Directive: All lines featuring the string "Systems" are to be listed.

Extracted entries:
____
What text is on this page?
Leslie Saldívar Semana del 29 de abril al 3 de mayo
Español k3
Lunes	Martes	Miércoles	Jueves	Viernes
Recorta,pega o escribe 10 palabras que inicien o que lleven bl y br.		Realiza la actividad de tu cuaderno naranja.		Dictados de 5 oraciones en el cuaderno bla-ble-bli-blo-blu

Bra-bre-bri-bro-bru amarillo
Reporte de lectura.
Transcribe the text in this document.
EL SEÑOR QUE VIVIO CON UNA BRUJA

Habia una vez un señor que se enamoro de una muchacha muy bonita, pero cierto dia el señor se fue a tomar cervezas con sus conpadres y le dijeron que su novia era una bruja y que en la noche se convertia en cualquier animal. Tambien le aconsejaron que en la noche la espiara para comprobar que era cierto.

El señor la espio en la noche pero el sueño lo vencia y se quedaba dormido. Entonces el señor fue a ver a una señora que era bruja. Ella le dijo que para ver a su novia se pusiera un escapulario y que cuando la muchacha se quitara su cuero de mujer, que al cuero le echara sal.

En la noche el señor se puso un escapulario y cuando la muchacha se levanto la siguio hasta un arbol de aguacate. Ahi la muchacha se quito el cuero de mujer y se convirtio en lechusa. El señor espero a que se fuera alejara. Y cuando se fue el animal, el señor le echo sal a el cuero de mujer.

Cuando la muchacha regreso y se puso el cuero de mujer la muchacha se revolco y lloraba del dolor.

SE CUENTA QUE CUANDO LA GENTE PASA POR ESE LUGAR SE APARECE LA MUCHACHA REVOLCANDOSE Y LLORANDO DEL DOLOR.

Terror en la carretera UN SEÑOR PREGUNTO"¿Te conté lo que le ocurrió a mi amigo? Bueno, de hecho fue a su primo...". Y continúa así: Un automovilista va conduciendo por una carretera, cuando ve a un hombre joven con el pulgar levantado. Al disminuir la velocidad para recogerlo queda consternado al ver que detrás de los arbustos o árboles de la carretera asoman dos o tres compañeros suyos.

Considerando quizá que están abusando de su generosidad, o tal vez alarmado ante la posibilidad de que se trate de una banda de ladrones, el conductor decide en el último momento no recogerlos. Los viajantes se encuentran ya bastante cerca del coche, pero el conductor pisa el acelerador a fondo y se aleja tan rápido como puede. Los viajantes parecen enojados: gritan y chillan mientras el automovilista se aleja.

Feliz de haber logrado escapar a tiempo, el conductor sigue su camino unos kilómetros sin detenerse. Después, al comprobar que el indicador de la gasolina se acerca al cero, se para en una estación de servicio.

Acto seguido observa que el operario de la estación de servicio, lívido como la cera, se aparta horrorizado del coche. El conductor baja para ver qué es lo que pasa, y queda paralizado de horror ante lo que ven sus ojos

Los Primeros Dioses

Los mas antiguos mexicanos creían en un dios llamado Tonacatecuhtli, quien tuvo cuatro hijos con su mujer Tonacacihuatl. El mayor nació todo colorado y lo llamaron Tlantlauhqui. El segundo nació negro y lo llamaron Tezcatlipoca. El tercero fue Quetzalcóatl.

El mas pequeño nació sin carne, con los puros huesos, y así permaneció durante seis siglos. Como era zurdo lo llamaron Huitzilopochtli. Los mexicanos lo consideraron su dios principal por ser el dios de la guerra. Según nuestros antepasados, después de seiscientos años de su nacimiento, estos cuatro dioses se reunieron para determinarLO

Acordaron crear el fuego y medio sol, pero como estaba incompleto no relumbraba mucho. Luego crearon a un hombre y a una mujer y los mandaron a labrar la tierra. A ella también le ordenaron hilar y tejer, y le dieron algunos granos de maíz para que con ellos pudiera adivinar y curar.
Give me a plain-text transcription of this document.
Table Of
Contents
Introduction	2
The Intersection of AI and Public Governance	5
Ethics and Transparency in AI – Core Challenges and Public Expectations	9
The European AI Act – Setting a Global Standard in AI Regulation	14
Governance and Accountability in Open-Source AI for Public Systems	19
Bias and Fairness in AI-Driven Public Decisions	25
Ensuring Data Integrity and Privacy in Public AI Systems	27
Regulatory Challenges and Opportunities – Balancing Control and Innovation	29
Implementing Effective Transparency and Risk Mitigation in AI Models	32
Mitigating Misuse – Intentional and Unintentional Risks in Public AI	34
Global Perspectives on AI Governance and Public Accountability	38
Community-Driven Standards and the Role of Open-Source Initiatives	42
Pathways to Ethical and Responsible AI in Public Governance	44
____
Exercise result:
Governance and Accountability in Open-Source AI for Public Systems	19
Ensuring Data Integrity and Privacy in Public AI Systems	27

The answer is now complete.